Find each line with the word "пользы" and copy it.

──────── Extracted records

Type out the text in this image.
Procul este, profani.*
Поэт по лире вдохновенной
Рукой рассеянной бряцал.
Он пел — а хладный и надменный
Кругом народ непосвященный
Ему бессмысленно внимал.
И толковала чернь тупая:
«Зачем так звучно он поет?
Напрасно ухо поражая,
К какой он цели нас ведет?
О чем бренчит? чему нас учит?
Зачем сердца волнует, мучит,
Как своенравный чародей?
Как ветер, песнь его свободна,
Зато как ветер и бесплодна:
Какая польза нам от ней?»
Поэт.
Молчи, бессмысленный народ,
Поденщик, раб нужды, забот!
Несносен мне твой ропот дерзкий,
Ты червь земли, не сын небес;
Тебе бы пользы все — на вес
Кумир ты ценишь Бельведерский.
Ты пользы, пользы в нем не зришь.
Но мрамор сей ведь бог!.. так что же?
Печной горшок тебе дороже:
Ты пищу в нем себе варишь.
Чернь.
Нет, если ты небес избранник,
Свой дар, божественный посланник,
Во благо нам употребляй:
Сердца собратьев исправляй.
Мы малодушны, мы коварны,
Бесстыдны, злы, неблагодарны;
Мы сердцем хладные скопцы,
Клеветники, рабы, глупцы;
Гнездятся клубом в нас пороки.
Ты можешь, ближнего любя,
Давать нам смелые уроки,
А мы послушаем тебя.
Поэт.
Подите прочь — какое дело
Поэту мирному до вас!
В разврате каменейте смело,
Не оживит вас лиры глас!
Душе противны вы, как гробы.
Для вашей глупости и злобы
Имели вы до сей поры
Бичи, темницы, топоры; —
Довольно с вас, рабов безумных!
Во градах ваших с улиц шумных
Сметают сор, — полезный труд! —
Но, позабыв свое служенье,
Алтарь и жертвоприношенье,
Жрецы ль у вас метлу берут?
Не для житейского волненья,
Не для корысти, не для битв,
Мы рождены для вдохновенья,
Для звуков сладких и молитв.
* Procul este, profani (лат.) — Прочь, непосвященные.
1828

────────────────

Written response —
Тебе бы пользы все — на вес
Ты пользы, пользы в нем не зришь.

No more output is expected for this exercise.